**Task**
In the entries below, count every line with the word "viên". Return only the count.

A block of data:
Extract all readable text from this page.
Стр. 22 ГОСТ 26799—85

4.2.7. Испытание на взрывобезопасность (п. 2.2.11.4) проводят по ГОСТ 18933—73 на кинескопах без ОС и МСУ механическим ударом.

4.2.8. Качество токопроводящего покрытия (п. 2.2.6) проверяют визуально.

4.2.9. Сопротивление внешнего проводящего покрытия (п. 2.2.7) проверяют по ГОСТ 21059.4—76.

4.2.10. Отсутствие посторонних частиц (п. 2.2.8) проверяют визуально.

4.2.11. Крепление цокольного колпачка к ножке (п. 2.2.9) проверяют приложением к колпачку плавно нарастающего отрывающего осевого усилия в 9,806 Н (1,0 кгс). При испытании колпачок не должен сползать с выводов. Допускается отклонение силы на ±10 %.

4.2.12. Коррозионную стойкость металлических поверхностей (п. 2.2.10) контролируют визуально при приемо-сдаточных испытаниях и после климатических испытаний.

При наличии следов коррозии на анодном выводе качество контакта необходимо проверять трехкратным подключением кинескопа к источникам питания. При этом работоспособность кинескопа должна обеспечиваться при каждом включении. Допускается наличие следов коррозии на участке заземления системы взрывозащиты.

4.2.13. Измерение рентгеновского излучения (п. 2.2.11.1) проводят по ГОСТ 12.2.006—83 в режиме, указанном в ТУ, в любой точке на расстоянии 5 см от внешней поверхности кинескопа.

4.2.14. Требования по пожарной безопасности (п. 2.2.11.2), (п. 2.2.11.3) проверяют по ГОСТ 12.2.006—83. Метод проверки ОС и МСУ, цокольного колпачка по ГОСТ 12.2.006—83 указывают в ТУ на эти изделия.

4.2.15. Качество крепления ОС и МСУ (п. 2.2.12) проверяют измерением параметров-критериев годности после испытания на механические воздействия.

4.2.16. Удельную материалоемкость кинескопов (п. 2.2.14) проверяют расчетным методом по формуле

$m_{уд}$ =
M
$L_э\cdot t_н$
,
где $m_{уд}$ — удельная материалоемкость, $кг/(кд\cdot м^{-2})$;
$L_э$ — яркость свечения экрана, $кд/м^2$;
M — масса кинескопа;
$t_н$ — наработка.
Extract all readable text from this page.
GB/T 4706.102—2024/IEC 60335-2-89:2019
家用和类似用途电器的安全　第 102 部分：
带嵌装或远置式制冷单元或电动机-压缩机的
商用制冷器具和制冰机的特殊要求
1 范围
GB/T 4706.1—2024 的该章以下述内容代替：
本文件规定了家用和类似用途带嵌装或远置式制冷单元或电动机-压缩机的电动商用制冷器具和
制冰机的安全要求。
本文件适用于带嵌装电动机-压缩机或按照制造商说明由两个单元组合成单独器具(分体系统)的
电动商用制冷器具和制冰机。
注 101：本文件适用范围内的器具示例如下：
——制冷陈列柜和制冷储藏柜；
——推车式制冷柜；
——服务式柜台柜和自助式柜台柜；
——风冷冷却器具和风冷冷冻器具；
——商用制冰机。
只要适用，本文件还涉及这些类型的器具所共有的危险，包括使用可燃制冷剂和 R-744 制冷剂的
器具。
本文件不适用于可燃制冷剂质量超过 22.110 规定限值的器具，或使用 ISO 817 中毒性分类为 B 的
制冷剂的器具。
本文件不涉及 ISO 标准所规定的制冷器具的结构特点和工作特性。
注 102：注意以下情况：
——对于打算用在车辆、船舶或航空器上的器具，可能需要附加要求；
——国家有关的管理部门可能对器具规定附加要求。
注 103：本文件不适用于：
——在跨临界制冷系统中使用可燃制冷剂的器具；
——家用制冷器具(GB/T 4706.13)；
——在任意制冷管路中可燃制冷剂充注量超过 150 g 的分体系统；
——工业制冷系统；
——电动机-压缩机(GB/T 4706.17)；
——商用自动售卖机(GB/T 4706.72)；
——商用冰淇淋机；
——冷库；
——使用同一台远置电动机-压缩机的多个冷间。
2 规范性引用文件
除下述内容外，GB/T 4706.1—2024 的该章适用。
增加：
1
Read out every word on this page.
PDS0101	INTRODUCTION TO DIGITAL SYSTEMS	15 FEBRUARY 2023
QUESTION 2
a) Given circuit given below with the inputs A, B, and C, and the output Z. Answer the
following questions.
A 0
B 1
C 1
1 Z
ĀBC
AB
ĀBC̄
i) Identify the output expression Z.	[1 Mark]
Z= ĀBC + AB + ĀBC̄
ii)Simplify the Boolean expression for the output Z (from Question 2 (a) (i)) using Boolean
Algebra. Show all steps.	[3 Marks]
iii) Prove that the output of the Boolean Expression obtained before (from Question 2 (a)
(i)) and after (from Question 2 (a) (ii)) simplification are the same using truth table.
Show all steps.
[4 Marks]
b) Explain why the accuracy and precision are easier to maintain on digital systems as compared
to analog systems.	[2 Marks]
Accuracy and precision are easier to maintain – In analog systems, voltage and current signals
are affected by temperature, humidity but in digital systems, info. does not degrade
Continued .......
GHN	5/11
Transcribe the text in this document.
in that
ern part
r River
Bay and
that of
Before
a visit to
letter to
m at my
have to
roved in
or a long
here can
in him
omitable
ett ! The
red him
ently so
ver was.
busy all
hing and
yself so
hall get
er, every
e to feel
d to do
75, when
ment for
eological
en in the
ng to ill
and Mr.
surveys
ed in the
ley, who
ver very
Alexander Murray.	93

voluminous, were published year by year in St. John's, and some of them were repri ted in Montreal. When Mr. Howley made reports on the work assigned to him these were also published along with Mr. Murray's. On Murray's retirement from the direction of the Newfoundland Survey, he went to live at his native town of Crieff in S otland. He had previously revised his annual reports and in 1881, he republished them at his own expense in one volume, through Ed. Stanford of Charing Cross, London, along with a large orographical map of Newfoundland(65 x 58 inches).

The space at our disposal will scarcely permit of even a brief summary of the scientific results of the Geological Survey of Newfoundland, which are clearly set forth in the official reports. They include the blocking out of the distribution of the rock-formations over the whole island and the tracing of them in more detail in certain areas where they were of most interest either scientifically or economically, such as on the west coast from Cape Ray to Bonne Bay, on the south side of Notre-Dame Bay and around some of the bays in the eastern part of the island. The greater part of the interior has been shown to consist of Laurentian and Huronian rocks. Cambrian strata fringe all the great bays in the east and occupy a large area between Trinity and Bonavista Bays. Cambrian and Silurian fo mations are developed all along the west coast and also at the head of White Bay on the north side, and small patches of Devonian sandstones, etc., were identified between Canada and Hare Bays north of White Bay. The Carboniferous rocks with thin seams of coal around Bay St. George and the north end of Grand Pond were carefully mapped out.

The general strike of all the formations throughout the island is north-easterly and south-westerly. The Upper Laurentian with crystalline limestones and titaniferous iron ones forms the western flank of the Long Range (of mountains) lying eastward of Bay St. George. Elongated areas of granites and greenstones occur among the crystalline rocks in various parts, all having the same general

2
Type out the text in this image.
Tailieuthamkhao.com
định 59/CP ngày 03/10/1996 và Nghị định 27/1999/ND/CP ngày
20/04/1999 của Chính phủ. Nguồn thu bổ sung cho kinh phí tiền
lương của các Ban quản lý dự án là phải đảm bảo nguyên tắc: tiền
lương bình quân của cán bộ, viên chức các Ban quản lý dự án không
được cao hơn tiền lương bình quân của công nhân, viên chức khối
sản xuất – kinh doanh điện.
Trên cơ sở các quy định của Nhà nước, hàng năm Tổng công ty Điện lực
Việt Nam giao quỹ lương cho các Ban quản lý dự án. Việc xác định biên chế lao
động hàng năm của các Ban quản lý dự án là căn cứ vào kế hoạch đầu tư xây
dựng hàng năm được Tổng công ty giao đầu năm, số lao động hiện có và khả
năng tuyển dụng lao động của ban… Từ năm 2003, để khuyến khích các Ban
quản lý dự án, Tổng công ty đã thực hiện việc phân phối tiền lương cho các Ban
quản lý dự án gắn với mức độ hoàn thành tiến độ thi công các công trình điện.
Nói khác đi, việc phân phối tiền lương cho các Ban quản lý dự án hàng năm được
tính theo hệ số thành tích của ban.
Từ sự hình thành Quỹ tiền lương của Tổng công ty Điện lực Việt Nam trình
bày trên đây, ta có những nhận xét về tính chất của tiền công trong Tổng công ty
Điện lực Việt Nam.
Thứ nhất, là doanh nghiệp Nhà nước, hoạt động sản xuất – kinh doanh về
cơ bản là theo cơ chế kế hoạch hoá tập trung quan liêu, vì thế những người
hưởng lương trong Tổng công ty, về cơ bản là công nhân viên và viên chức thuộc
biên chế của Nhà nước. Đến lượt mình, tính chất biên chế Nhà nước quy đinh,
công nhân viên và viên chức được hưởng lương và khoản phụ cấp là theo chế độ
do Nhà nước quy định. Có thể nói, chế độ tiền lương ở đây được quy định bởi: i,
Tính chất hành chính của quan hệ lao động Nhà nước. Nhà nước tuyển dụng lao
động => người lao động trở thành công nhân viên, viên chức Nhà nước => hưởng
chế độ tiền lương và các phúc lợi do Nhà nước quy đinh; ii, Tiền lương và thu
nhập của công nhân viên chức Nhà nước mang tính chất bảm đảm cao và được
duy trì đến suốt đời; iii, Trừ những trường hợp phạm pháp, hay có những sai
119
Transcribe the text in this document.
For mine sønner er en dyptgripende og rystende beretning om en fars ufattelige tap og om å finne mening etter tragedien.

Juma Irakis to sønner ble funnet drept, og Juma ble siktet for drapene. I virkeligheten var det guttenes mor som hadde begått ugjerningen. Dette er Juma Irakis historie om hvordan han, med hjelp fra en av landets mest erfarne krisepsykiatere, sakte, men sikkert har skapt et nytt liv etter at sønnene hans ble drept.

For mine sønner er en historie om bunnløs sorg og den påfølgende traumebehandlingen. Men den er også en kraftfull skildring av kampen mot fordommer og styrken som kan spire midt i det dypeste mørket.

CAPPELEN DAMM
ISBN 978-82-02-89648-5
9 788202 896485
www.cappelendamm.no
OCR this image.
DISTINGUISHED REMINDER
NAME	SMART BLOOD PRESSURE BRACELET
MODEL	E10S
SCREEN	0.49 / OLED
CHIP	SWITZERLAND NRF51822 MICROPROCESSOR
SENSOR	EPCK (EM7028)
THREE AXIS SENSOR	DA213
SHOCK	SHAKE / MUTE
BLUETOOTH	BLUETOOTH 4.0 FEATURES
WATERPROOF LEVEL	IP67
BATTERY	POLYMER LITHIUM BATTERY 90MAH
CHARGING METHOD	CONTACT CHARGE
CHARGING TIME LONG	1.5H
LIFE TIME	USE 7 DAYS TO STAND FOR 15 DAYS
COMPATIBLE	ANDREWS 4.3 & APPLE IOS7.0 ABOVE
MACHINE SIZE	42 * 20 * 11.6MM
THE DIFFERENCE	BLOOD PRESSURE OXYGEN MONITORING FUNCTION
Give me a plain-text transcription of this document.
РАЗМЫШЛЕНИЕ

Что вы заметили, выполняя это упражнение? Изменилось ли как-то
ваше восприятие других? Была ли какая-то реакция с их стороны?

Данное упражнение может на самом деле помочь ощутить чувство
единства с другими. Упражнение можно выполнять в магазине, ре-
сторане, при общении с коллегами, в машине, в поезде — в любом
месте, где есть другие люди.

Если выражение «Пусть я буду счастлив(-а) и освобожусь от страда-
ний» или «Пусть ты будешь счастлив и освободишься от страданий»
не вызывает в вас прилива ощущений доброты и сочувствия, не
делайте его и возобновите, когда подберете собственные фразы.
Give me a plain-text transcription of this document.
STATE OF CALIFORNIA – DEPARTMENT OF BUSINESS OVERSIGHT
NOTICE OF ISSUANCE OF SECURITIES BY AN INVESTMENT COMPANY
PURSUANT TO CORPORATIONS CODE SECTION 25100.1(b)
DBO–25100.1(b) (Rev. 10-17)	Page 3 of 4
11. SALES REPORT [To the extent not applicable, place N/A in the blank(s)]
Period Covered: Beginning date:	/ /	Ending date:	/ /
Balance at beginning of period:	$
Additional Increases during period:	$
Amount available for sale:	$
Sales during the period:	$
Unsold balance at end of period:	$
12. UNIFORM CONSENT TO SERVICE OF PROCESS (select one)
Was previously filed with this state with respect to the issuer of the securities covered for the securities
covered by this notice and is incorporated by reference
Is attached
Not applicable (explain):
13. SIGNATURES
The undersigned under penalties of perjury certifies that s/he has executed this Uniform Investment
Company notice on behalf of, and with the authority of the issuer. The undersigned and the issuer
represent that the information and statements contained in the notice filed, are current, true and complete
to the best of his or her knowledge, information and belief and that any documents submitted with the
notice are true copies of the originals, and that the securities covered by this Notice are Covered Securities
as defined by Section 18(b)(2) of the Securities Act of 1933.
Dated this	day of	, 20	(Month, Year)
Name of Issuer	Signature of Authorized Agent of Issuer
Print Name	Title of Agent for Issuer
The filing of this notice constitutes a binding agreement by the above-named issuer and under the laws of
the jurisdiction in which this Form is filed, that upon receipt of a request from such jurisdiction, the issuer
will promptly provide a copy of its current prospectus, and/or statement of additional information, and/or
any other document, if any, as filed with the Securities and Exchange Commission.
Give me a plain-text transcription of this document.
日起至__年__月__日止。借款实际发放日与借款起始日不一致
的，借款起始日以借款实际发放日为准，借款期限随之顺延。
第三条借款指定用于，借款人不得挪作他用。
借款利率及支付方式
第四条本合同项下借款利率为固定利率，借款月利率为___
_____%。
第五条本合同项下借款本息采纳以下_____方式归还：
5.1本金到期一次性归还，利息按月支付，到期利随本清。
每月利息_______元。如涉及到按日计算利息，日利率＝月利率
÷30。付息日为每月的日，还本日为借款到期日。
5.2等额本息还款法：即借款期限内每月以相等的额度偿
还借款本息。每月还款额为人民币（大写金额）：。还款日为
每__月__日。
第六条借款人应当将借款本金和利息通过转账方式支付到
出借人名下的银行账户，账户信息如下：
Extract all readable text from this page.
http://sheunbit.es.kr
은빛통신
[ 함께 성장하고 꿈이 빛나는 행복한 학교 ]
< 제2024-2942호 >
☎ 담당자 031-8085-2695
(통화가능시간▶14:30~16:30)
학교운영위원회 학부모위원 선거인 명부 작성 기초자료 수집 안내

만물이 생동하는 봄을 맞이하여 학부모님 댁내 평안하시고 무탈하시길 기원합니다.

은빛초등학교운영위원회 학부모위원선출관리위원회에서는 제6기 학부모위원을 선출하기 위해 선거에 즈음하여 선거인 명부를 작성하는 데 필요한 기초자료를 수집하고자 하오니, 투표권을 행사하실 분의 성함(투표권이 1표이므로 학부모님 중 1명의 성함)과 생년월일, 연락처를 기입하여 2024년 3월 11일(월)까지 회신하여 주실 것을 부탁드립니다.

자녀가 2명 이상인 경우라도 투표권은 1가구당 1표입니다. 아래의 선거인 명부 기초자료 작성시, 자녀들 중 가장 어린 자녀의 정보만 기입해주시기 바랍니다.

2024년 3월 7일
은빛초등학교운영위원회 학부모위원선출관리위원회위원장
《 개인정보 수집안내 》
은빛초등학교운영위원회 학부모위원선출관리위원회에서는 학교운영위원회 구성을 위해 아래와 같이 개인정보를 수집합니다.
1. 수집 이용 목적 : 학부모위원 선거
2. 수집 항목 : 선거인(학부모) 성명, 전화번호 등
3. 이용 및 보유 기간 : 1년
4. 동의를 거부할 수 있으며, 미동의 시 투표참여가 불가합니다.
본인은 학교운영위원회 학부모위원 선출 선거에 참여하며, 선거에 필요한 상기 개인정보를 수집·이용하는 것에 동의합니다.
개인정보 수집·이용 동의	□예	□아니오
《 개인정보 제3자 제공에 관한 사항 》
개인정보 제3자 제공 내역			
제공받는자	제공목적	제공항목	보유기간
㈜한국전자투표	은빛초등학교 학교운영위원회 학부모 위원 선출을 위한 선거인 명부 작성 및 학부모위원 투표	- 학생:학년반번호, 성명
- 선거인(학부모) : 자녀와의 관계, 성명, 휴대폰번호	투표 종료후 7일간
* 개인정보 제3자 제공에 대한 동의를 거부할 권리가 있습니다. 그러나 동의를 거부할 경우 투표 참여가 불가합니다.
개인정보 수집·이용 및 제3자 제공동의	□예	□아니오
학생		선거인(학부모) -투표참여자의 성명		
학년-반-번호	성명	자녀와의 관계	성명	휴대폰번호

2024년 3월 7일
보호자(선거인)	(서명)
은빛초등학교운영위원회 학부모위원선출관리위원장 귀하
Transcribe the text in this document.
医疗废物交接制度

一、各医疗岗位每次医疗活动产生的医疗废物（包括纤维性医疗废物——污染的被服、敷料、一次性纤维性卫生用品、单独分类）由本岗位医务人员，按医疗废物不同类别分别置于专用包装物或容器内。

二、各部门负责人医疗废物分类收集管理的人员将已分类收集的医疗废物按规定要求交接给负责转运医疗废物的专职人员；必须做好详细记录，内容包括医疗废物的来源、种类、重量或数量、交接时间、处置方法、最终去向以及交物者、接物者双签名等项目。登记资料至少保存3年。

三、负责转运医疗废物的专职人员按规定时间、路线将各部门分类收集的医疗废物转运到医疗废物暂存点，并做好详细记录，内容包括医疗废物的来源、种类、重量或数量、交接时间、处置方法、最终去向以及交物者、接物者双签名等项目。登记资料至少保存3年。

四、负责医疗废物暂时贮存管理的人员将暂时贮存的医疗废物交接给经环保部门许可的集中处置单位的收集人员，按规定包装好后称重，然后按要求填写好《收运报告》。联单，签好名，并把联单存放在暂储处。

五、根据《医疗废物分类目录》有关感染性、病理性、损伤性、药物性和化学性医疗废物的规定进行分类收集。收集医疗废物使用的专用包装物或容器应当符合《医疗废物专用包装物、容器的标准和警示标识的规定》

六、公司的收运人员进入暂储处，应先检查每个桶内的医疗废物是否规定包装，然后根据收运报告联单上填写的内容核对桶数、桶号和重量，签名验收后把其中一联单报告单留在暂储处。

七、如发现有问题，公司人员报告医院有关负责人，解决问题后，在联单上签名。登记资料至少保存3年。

**Task solution**
6